== Text extract ==

And according to MissionLocal, the prospective plans for the plaza now include an eight-foot fence with swinging gates or a roll-up barrier which which could be in place within six months and would be kept closed, except during scheduled events or at specific times.

McCoppin Hub Plaza Fence Rendering

71 thoughts on “Unable To Solve Homeless Problem, City Will Erect A Fence”
  1. I probably thought it was a good idea to create a plaza between a UHAUL site, a liquor store, the end of a street with lots of cars passing by, and a highway. Maybe with the looming developments (Flax, City College) there will be more community context for this plaza? Still wrestling with this space. Seems like a slightly odd place odd place to sit and relax but maybe better suited for

    1. If the Uhaul was a cafe or restaurant, and they planted wind-blocking trees against the offramp, this would be a popular spot with non-homeless people too. As it is, it’s a predictable failure of urban design (the homeless community was a known factor at this location). A fence might keep out the homeless people but it still won’t attract the more “desireable” crowds. A monument to missed potential.

===

[What to work on]:
1) In the plaza fence excerpt, how tall would the proposed fence be?
2) Echo the stretch of the plaza fence excerpt from "And according to" through "at specific times.", word for word.

== Supplied material ==

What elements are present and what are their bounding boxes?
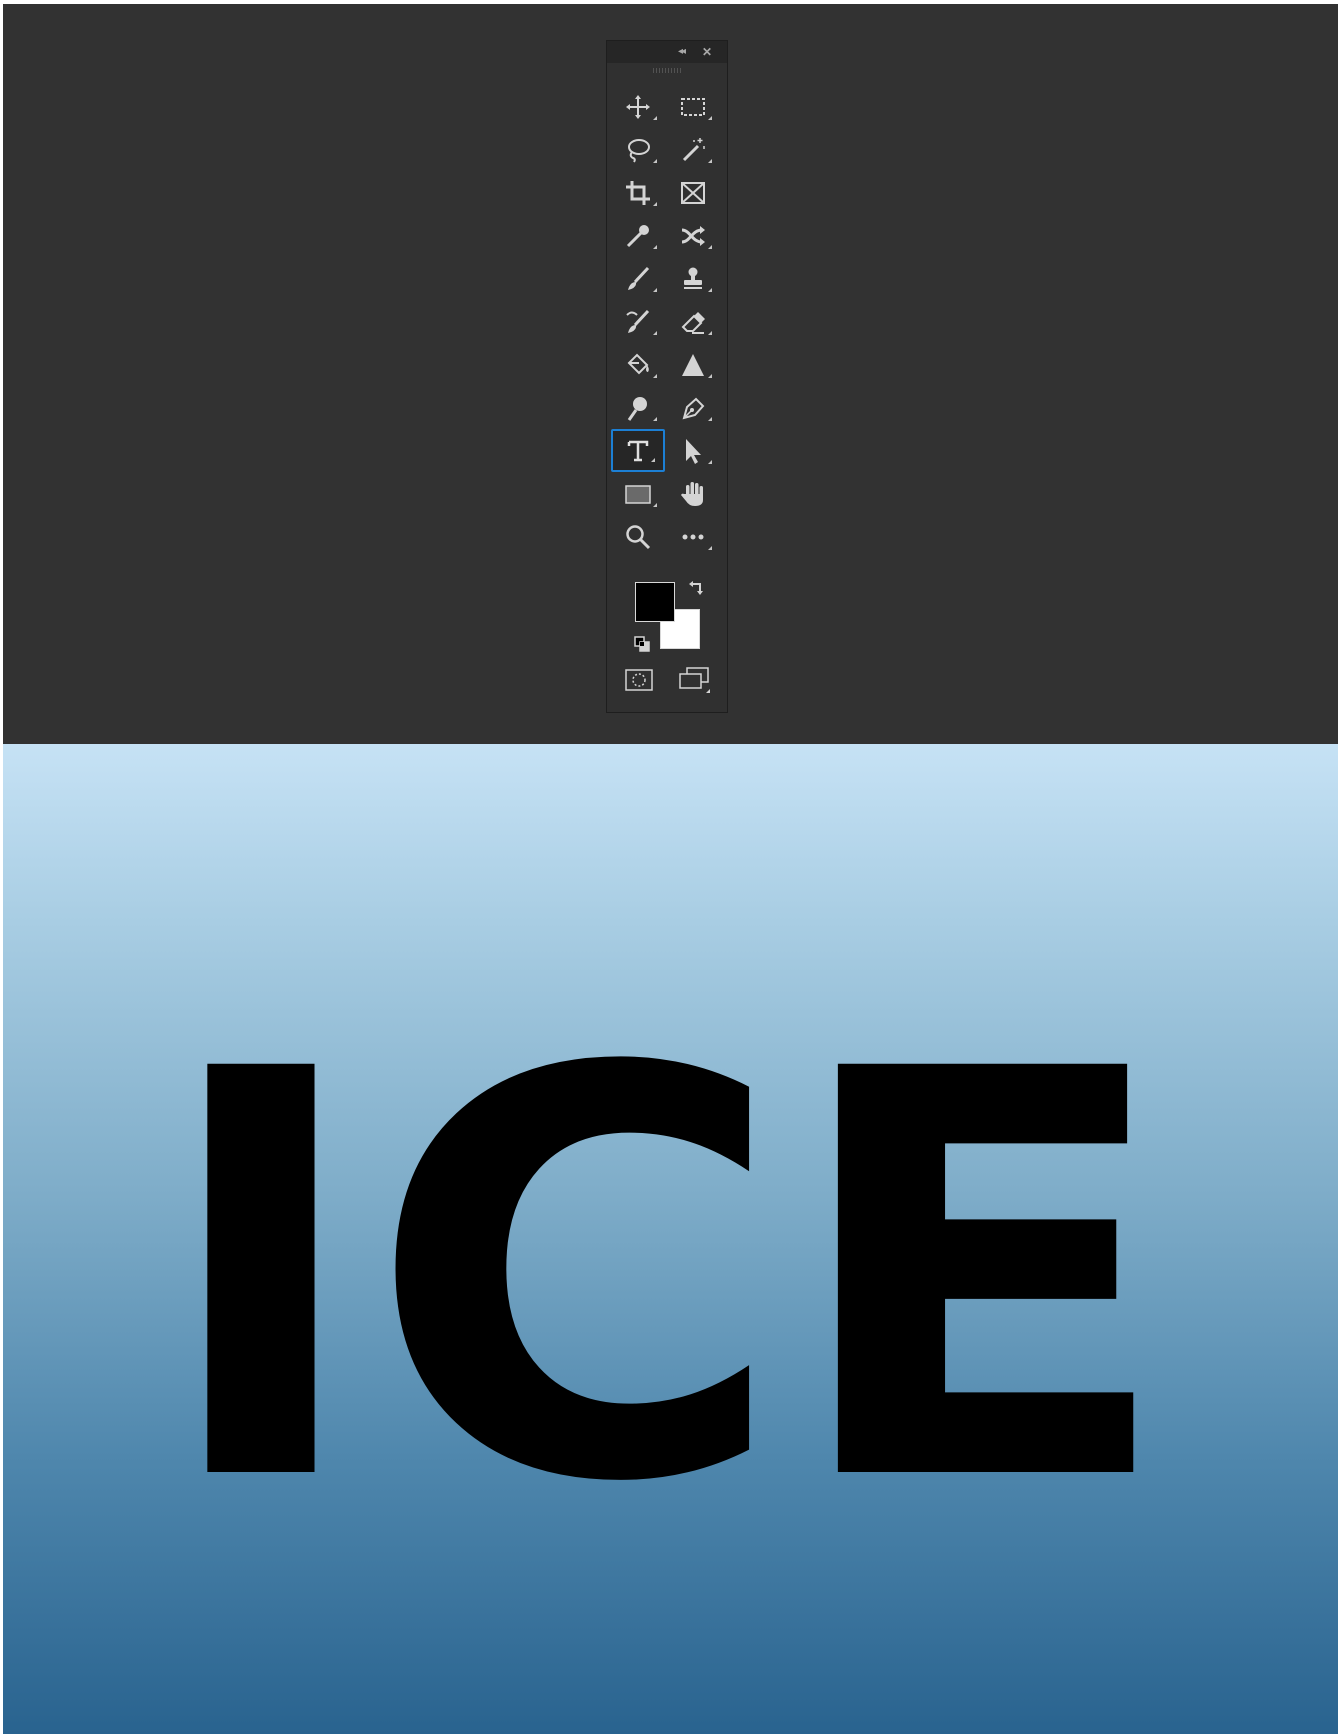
panel-grip[interactable] (653, 68, 683, 73)
stamp-icon (684, 267, 702, 289)
screen-mode-icon[interactable] (677, 664, 711, 694)
pen-tool[interactable] (666, 386, 720, 429)
zoom-tool[interactable] (611, 515, 665, 558)
swap-colors-icon[interactable] (687, 579, 705, 597)
default-colors-icon[interactable] (633, 635, 651, 653)
frame-tool[interactable] (666, 171, 720, 214)
blur-triangle-icon (682, 353, 704, 376)
history-brush-tool[interactable] (611, 300, 665, 343)
lasso-icon (628, 138, 650, 163)
dodge-tool[interactable] (611, 386, 665, 429)
clone-stamp-tool[interactable] (666, 257, 720, 300)
rectangle-tool[interactable] (611, 472, 665, 515)
blur-tool[interactable] (666, 343, 720, 386)
brush-tool[interactable] (611, 257, 665, 300)
magic-wand-icon (682, 137, 705, 161)
edit-toolbar[interactable] (666, 515, 720, 558)
collapse-icon[interactable]: ◂◂ (674, 45, 688, 59)
ice-text: ICE (155, 953, 1175, 1605)
arrow-icon (686, 438, 701, 464)
eraser-icon (681, 311, 705, 334)
paint-bucket-tool[interactable] (611, 343, 665, 386)
paint-bucket-icon (627, 353, 649, 374)
rectangle-icon (625, 484, 651, 504)
lasso-tool[interactable] (611, 128, 665, 171)
panel-header[interactable]: ◂◂ ✕ (607, 41, 727, 63)
ice-text-layer: ICE (155, 953, 1175, 1605)
type-tool[interactable] (611, 429, 665, 472)
workspace-area: ◂◂ ✕ (3, 4, 1338, 744)
move-tool[interactable] (611, 85, 665, 128)
crop-tool[interactable] (611, 171, 665, 214)
tools-panel: ◂◂ ✕ (606, 40, 728, 713)
crop-icon (626, 180, 650, 205)
eyedropper-icon (626, 224, 649, 247)
content-aware-move-icon (681, 225, 705, 246)
move-icon (626, 94, 650, 119)
eraser-tool[interactable] (666, 300, 720, 343)
path-selection-tool[interactable] (666, 429, 720, 472)
history-brush-icon (626, 309, 650, 333)
eyedropper-tool[interactable] (611, 214, 665, 257)
foreground-color-swatch[interactable] (635, 582, 675, 622)
close-icon[interactable]: ✕ (700, 45, 714, 59)
document-canvas[interactable]: ICE (3, 744, 1338, 1734)
type-icon (627, 440, 649, 461)
hand-icon (681, 481, 703, 506)
dodge-icon (627, 396, 647, 421)
marquee-tool[interactable] (666, 85, 720, 128)
magic-wand-tool[interactable] (666, 128, 720, 171)
content-aware-move-tool[interactable] (666, 214, 720, 257)
hand-tool[interactable] (666, 472, 720, 515)
rectangular-marquee-icon (681, 97, 705, 116)
pen-icon (682, 397, 705, 419)
brush-icon (628, 266, 650, 290)
more-icon (682, 534, 704, 539)
zoom-icon (626, 524, 651, 549)
frame-icon (681, 181, 705, 204)
quick-mask-icon[interactable] (623, 666, 655, 694)
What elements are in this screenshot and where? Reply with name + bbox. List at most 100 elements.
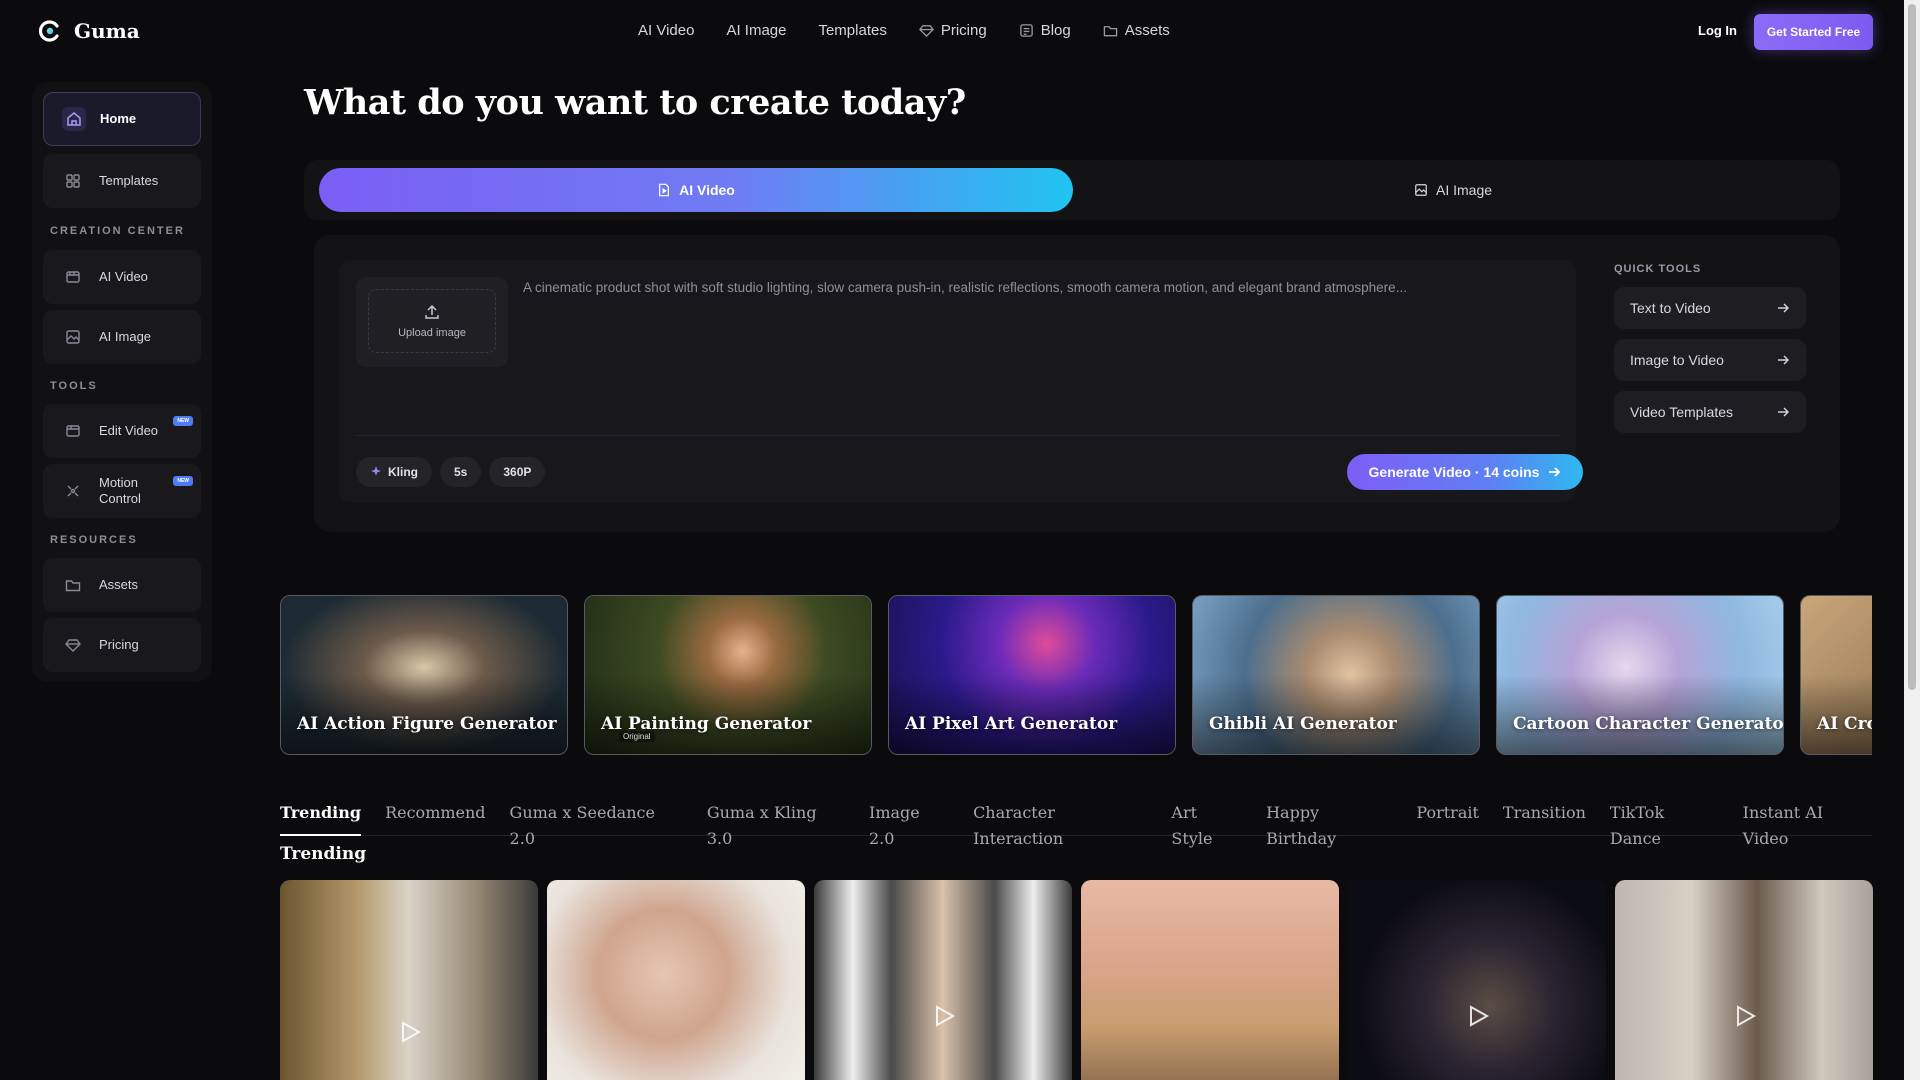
video-thumbnail <box>1081 880 1339 1080</box>
sidebar-item-ai-video[interactable]: AI Video <box>43 250 201 304</box>
tab-ai-image-label: AI Image <box>1436 182 1493 198</box>
generator-title: AI Action Figure Generator <box>297 714 557 734</box>
tab-recommend[interactable]: Recommend <box>385 800 485 836</box>
scrollbar-thumb[interactable] <box>1908 4 1916 690</box>
tab-guma-seedance[interactable]: Guma x Seedance 2.0 <box>510 800 683 848</box>
video-card[interactable] <box>547 880 805 1080</box>
diamond-icon <box>65 639 81 652</box>
generate-label: Generate Video · 14 coins <box>1368 464 1540 480</box>
sidebar-item-motion-control[interactable]: Motion Control NEW <box>43 464 201 518</box>
tab-instant-ai-video[interactable]: Instant AI Video <box>1743 800 1872 848</box>
arrow-right-icon <box>1549 467 1561 477</box>
home-icon <box>67 112 81 126</box>
sidebar-item-label: Assets <box>99 577 139 592</box>
tab-ai-video[interactable]: AI Video <box>319 168 1073 212</box>
sidebar-item-edit-video[interactable]: Edit Video NEW <box>43 404 201 458</box>
login-link[interactable]: Log In <box>1698 23 1737 38</box>
quick-text-to-video[interactable]: Text to Video <box>1614 287 1806 329</box>
prompt-area: Upload image A cinematic product shot wi… <box>339 260 1583 502</box>
section-tools: TOOLS <box>50 380 98 392</box>
nav-ai-video[interactable]: AI Video <box>638 22 694 39</box>
image-icon <box>1415 184 1427 196</box>
tab-trending[interactable]: Trending <box>280 800 362 836</box>
generator-title: Cartoon Character Generator <box>1513 714 1784 734</box>
grid-icon <box>66 174 80 188</box>
tab-art-style[interactable]: Art Style <box>1171 800 1242 848</box>
quick-tools: QUICK TOOLS Text to Video Image to Video… <box>1614 260 1814 433</box>
templates-icon-box <box>61 169 85 193</box>
generator-card[interactable]: Cartoon Character Generator <box>1496 595 1784 755</box>
folder-icon <box>1103 26 1117 37</box>
nav-pricing-label: Pricing <box>940 22 987 39</box>
sidebar-item-ai-image[interactable]: AI Image <box>43 310 201 364</box>
upload-image-button[interactable]: Upload image <box>368 289 496 353</box>
quick-video-templates[interactable]: Video Templates <box>1614 391 1806 433</box>
motion-icon <box>67 485 79 497</box>
image-icon <box>66 330 80 344</box>
get-started-button[interactable]: Get Started Free <box>1754 14 1873 50</box>
page-title: What do you want to create today? <box>304 82 966 123</box>
sidebar-item-home[interactable]: Home <box>43 92 201 146</box>
tab-ai-video-label: AI Video <box>679 182 735 198</box>
prompt-input[interactable]: A cinematic product shot with soft studi… <box>523 280 1553 295</box>
model-chip[interactable]: Kling <box>356 457 432 487</box>
video-card[interactable] <box>1081 880 1339 1080</box>
new-badge: NEW <box>173 476 193 486</box>
tab-transition[interactable]: Transition <box>1503 800 1586 836</box>
assets-icon-box <box>61 573 85 597</box>
arrow-right-icon <box>1778 303 1790 313</box>
model-chip-label: Kling <box>388 465 418 479</box>
generator-title: Ghibli AI Generator <box>1209 714 1397 734</box>
generator-card[interactable]: AI Cro <box>1800 595 1872 755</box>
generator-title: AI Cro <box>1817 714 1872 734</box>
tab-portrait[interactable]: Portrait <box>1416 800 1479 836</box>
video-card[interactable] <box>1348 880 1606 1080</box>
brand-name: Guma <box>74 19 140 43</box>
arrow-right-icon <box>1778 407 1790 417</box>
duration-chip[interactable]: 5s <box>440 457 482 487</box>
motion-control-icon-box <box>61 479 85 503</box>
nav-blog-label: Blog <box>1040 22 1071 39</box>
video-card[interactable] <box>280 880 538 1080</box>
sidebar: Home Templates CREATION CENTER AI Video … <box>32 82 212 682</box>
sidebar-item-label: Motion Control <box>99 475 141 507</box>
upload-icon <box>425 304 439 319</box>
resolution-chip[interactable]: 360P <box>489 457 546 487</box>
tab-happy-birthday[interactable]: Happy Birthday <box>1266 800 1392 848</box>
nav-ai-image-label: AI Image <box>726 22 787 39</box>
generator-card[interactable]: AI Painting Generator Original <box>584 595 872 755</box>
generate-video-button[interactable]: Generate Video · 14 coins <box>1347 454 1583 490</box>
nav-blog[interactable]: Blog <box>1019 22 1071 39</box>
quick-image-to-video[interactable]: Image to Video <box>1614 339 1806 381</box>
video-card[interactable] <box>1615 880 1873 1080</box>
tab-image-2[interactable]: Image 2.0 <box>869 800 949 848</box>
generator-card[interactable]: AI Action Figure Generator <box>280 595 568 755</box>
ai-image-icon-box <box>61 325 85 349</box>
creator-panel: AI Video AI Image Upload image A cinemat… <box>304 160 1840 532</box>
folder-icon <box>65 580 81 592</box>
nav-templates[interactable]: Templates <box>818 22 886 39</box>
video-grid <box>280 880 1873 1080</box>
tab-ai-image[interactable]: AI Image <box>1414 182 1492 198</box>
nav-assets[interactable]: Assets <box>1103 22 1170 39</box>
brand-logo[interactable]: Guma <box>36 18 140 44</box>
nav-ai-image[interactable]: AI Image <box>726 22 786 39</box>
sidebar-item-assets[interactable]: Assets <box>43 558 201 612</box>
ai-video-icon-box <box>61 265 85 289</box>
blog-icon <box>1019 24 1033 37</box>
main-nav: AI Video AI Image Templates Pricing Blog… <box>638 22 1170 39</box>
option-chips: Kling 5s 360P <box>356 457 546 487</box>
video-card[interactable] <box>814 880 1072 1080</box>
play-icon <box>1470 1005 1490 1027</box>
guma-logo-icon <box>38 20 61 42</box>
arrow-right-icon <box>1778 355 1790 365</box>
generator-card[interactable]: Ghibli AI Generator <box>1192 595 1480 755</box>
sidebar-item-templates[interactable]: Templates <box>43 154 201 208</box>
sidebar-item-pricing[interactable]: Pricing <box>43 618 201 672</box>
nav-pricing[interactable]: Pricing <box>918 22 987 39</box>
tab-tiktok-dance[interactable]: TikTok Dance <box>1610 800 1719 848</box>
tab-guma-kling[interactable]: Guma x Kling 3.0 <box>707 800 845 848</box>
generator-card[interactable]: AI Pixel Art Generator <box>888 595 1176 755</box>
nav-assets-label: Assets <box>1124 22 1170 39</box>
tab-character-interaction[interactable]: Character Interaction <box>973 800 1147 848</box>
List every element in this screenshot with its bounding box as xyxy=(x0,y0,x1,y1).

===

[Solved problems]:
1) Eight feet.

2)
And according to MissionLocal, the prospective plans for the plaza now include an eight-foot fence with swinging gates or a roll-up barrier which which could be in place within six months and would be kept closed, except during scheduled events or at specific times.